Without omitting anything, retype the data that follows.

- - - -

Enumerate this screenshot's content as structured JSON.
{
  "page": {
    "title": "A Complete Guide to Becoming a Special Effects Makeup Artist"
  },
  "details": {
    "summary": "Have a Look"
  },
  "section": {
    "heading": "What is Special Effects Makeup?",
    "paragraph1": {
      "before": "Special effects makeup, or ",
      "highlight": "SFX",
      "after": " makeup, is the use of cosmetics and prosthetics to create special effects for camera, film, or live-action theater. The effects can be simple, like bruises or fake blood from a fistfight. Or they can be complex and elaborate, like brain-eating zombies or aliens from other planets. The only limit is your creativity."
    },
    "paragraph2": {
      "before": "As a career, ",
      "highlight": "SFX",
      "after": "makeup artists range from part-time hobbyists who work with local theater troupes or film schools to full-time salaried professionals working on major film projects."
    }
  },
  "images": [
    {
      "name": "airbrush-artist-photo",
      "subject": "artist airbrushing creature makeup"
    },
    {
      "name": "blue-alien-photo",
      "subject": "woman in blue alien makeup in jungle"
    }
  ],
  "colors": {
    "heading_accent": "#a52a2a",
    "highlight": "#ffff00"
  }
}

- - - -

=== Solution for this exercise ===
Enumerate this screenshot's content as structured JSON.
{
  "page": {
    "title": "A Complete Guide to Becoming a Special Effects Makeup Artist"
  },
  "details": {
    "summary": "Have a Look"
  },
  "section": {
    "heading": "What is Special Effects Makeup?",
    "paragraph1": {
      "before": "Special effects makeup, or ",
      "highlight": "SFX",
      "after": " makeup, is the use of cosmetics and prosthetics to create special effects for camera, film, or live-action theater. The effects can be simple, like bruises or fake blood from a fistfight. Or they can be complex and elaborate, like brain-eating zombies or aliens from other planets. The only limit is your creativity."
    },
    "paragraph2": {
      "before": "As a career, ",
      "highlight": "SFX",
      "after": "makeup artists range from part-time hobbyists who work with local theater troupes or film schools to full-time salaried professionals working on major film projects."
    }
  },
  "images": [
    {
      "name": "airbrush-artist-photo",
      "subject": "artist airbrushing creature makeup"
    },
    {
      "name": "blue-alien-photo",
      "subject": "woman in blue alien makeup in jungle"
    }
  ],
  "colors": {
    "heading_accent": "#a52a2a",
    "highlight": "#ffff00"
  }
}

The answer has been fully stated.